Trecho selecionado ->
A Reforma Tributária chegou com mudanças que afetam diretamente fisioterapeutas que atendem como pessoa física ou têm CNPJ. Em 2026, o impacto ainda é parcial — mas o que está sendo construído agora define como o consultório vai funcionar a partir de 2027.
Entender o que muda, e quando muda, é o que permite tomar decisões sem pressa e sem erro.
O que é a Reforma Tributária e o que ela substitui
A Reforma Tributária aprovada no Brasil cria dois novos tributos sobre o consumo — o IBS (Imposto sobre Bens e Serviços) e a CBS (Contribuição sobre Bens e Serviços) — que vão substituir gradualmente o ISS, o ICMS, o PIS e o Cofins. A transição é feita em etapas, com implementação completa prevista para 2033.
O que muda para a fisioterapeuta autônoma em 2026
Para quem atende como pessoa física, o impacto imediato em 2026 é limitado. O carnê-leão continua funcionando normalmente, o Receita Saúde segue obrigatório para emissão de recibos e a tabela do IR já incorporou a nova isenção até R$ 5.000 por mês.
O ponto de atenção para autônomas é o CNPJ técnico — um cadastro fiscal que a Receita Federal deve exigir de pessoas físicas que exercem atividade de forma recorrente, para fins de identificação perante o IBS e a CBS. A obrigatoriedade foi adiada para 1º de janeiro de 2027, mas vale começar a entender o que isso significa.

Tarefa 1 -> Reescreva o trecho do texto sobre a Reforma Tributária que vai de "A Reforma Tributária chegou" até "prevista para 2033.", trocando "fisioterapeutas" por "psicólogos".
Tarefa 2 -> Escreva a parte seguinte do texto sobre a Reforma Tributária, a partir da última frase apresentada.

Dados de detecção de layout de documentos ->
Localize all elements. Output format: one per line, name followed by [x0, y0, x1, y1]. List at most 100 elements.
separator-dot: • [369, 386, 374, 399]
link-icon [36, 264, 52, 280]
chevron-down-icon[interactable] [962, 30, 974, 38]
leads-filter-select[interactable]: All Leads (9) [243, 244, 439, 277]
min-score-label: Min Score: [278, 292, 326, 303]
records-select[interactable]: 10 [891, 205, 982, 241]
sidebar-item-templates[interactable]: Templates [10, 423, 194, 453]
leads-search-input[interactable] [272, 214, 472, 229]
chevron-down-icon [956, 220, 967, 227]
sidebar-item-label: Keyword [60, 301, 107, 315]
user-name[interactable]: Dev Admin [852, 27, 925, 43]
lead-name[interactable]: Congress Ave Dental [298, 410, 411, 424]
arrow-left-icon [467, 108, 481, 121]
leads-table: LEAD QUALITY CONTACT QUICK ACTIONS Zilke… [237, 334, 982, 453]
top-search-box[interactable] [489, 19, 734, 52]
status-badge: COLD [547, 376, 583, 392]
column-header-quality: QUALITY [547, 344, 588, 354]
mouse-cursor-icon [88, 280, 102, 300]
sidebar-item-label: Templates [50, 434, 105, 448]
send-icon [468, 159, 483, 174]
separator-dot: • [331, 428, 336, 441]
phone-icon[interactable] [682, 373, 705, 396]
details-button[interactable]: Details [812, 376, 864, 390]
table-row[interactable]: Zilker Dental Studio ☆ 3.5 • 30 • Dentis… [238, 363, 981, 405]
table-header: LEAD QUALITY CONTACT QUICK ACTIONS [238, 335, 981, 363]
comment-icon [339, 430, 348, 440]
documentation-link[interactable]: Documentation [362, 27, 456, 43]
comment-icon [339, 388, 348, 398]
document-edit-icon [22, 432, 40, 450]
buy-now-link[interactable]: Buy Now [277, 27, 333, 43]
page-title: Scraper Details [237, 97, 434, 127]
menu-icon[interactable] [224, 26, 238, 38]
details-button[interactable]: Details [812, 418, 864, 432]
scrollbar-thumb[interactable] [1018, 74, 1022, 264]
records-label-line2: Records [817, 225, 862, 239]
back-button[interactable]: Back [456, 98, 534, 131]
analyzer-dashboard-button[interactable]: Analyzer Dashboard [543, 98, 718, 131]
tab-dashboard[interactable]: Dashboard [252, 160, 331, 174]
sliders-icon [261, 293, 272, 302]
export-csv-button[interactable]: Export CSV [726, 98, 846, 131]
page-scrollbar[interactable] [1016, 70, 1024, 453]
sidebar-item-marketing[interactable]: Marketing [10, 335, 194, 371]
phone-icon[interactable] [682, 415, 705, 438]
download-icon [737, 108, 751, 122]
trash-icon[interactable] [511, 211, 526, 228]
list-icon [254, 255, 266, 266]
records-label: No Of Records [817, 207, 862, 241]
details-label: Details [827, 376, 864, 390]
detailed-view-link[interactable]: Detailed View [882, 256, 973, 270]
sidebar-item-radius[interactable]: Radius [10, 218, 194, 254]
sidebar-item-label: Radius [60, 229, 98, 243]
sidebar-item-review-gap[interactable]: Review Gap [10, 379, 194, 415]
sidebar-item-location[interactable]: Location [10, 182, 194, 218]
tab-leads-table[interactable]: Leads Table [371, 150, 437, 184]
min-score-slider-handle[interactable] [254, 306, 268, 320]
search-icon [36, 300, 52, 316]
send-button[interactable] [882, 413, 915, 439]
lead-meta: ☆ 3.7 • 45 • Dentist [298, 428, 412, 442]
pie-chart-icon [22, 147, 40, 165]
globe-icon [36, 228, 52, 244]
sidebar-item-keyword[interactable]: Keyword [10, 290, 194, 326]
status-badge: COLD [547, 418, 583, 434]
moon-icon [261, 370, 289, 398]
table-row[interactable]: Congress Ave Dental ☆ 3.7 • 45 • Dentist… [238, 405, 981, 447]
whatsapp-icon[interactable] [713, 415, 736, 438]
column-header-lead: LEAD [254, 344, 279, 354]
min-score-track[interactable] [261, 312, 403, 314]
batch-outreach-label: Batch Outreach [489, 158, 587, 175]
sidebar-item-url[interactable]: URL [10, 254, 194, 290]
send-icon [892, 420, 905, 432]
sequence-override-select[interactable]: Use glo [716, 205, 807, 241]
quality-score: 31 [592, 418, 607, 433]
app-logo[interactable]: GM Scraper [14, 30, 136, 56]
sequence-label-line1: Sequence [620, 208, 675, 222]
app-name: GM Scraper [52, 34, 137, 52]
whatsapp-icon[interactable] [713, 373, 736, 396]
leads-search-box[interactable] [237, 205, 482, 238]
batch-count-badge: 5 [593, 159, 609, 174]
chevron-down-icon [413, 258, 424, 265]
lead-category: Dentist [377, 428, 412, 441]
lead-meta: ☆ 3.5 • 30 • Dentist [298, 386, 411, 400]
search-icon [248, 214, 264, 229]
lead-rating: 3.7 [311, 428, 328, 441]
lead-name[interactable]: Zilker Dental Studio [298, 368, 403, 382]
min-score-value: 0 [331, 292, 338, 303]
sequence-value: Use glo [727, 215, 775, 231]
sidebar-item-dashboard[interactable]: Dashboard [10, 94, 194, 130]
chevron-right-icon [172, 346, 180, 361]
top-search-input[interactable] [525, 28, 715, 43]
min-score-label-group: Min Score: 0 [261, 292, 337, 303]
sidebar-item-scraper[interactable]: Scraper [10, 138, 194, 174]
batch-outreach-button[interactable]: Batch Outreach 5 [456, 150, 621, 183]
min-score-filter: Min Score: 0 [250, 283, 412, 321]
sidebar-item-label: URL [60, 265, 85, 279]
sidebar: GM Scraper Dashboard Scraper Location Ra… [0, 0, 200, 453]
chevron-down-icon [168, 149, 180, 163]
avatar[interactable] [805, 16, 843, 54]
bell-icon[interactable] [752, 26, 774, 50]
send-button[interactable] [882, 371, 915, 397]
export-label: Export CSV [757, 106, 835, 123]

Resposta 1 ->
A Reforma Tributária chegou com mudanças que afetam diretamente psicólogos que atendem como pessoa física ou têm CNPJ. Em 2026, o impacto ainda é parcial — mas o que está sendo construído agora define como o consultório vai funcionar a partir de 2027.
Entender o que muda, e quando muda, é o que permite tomar decisões sem pressa e sem erro.
O que é a Reforma Tributária e o que ela substitui
A Reforma Tributária aprovada no Brasil cria dois novos tributos sobre o consumo — o IBS (Imposto sobre Bens e Serviços) e a CBS (Contribuição sobre Bens e Serviços) — que vão substituir gradualmente o ISS, o ICMS, o PIS e o Cofins. A transição é feita em etapas, com implementação completa prevista para 2033.

Resposta 2 ->
O que muda para a fisioterapeuta com CNPJ
Empresas do Simples Nacional tiveram até 30 de setembro de 2026 para formalizar uma opção importante: manter o IBS e a CBS dentro da guia unificada do Simples, ou migrar para o regime regular de recolhimento desses tributos, que gera crédito tributário integral para clientes pessoa jurídica.
Para consultórios que atendem principalmente pacientes particulares, manter tudo dentro do Simples costuma ser a opção mais vantajosa. Para quem presta serviço a clínicas, hospitais e convênios, vale simular o impacto do crédito tributário antes de decidir.
O CNPJ técnico para fisioterapeutas: o que esperar
A partir de 2027, fisioterapeutas que atendem como pessoa física e se enquadram como contribuintes do IBS e da CBS poderão precisar de um cadastro no CNPJ técnico para emitir documentos fiscais dentro do novo modelo. Esse cadastro não equivale a abrir empresa — a pessoa continua sendo pessoa física para todos os efeitos.
A regulamentação detalhada ainda está sendo publicada. O mais importante agora é acompanhar as atualizações e não tomar decisões precipitadas.
O que fazer agora
- Continue emitindo recibos pelo Receita Saúde normalmente.
- Se tem CNPJ, verifique se a opção de setembro foi formalizada dentro do prazo.
- Acompanhe a regulamentação do CNPJ técnico ao longo de 2026.
- Avalie com apoio contábil se compensa abrir empresa antes de 2027.